__Information provided__.

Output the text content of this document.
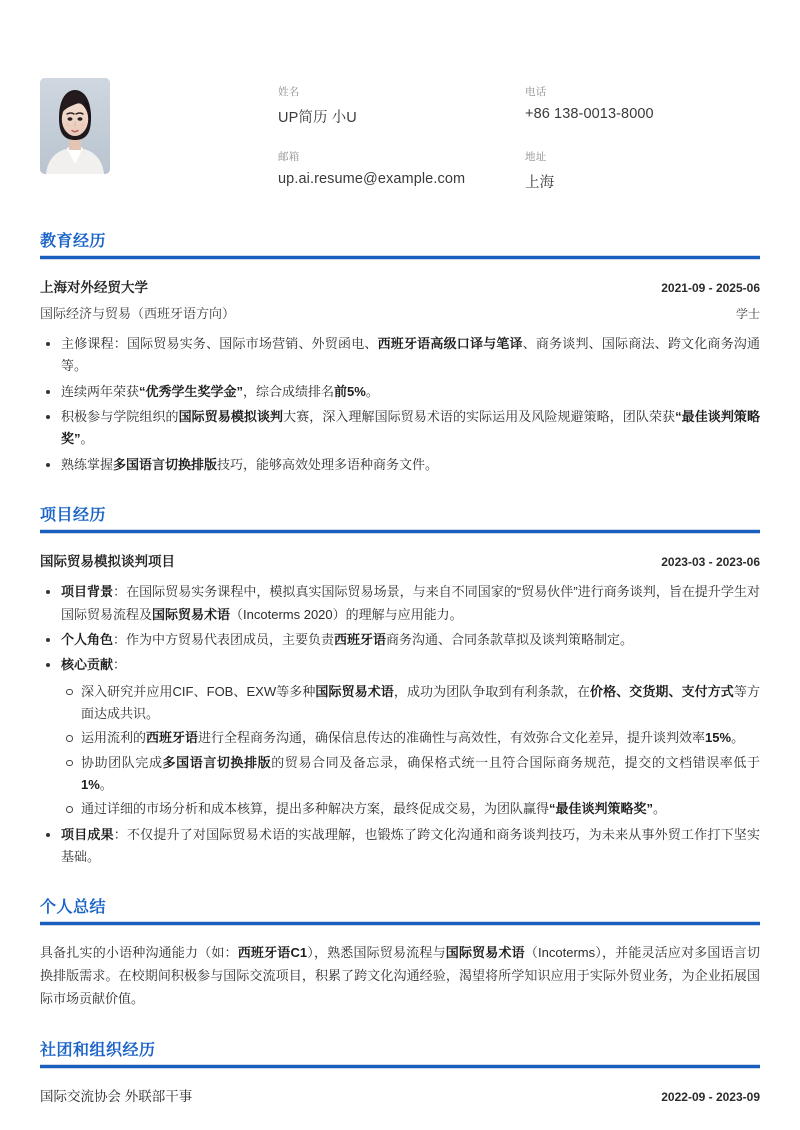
姓名
UP简历 小U
电话
+86 138-0013-8000
邮箱
up.ai.resume@example.com
地址
上海
教育经历
上海对外经贸大学	2021-09 - 2025-06
国际经济与贸易（西班牙语方向）	学士
主修课程：国际贸易实务、国际市场营销、外贸函电、西班牙语高级口译与笔译、商务谈判、国际商法、跨文化商务沟通等。
连续两年荣获“优秀学生奖学金”，综合成绩排名前5%。
积极参与学院组织的国际贸易模拟谈判大赛，深入理解国际贸易术语的实际运用及风险规避策略，团队荣获“最佳谈判策略奖”。
熟练掌握多国语言切换排版技巧，能够高效处理多语种商务文件。
项目经历
国际贸易模拟谈判项目	2023-03 - 2023-06
项目背景：在国际贸易实务课程中，模拟真实国际贸易场景，与来自不同国家的“贸易伙伴”进行商务谈判，旨在提升学生对国际贸易流程及国际贸易术语（Incoterms 2020）的理解与应用能力。
个人角色：作为中方贸易代表团成员，主要负责西班牙语商务沟通、合同条款草拟及谈判策略制定。
核心贡献：
深入研究并应用CIF、FOB、EXW等多种国际贸易术语，成功为团队争取到有利条款，在价格、交货期、支付方式等方面达成共识。
运用流利的西班牙语进行全程商务沟通，确保信息传达的准确性与高效性，有效弥合文化差异，提升谈判效率15%。
协助团队完成多国语言切换排版的贸易合同及备忘录，确保格式统一且符合国际商务规范，提交的文档错误率低于1%。
通过详细的市场分析和成本核算，提出多种解决方案，最终促成交易，为团队赢得“最佳谈判策略奖”。
项目成果：不仅提升了对国际贸易术语的实战理解，也锻炼了跨文化沟通和商务谈判技巧，为未来从事外贸工作打下坚实基础。
个人总结
具备扎实的小语种沟通能力（如：西班牙语C1），熟悉国际贸易流程与国际贸易术语（Incoterms），并能灵活应对多国语言切换排版需求。在校期间积极参与国际交流项目，积累了跨文化沟通经验，渴望将所学知识应用于实际外贸业务，为企业拓展国际市场贡献价值。
社团和组织经历
国际交流协会 外联部干事	2022-09 - 2023-09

__Exercise aim__.
Copy out every line where the word "Incoterms" occurs.

__Correct response__.
项目背景：在国际贸易实务课程中，模拟真实国际贸易场景，与来自不同国家的“贸易伙伴”进行商务谈判，旨在提升学生对国际贸易流程及国际贸易术语（Incoterms 2020）的理解与应用能力。
具备扎实的小语种沟通能力（如：西班牙语C1），熟悉国际贸易流程与国际贸易术语（Incoterms），并能灵活应对多国语言切换排版需求。在校期间积极参与国际交流项目，积累了跨文化沟通经验，渴望将所学知识应用于实际外贸业务，为企业拓展国际市场贡献价值。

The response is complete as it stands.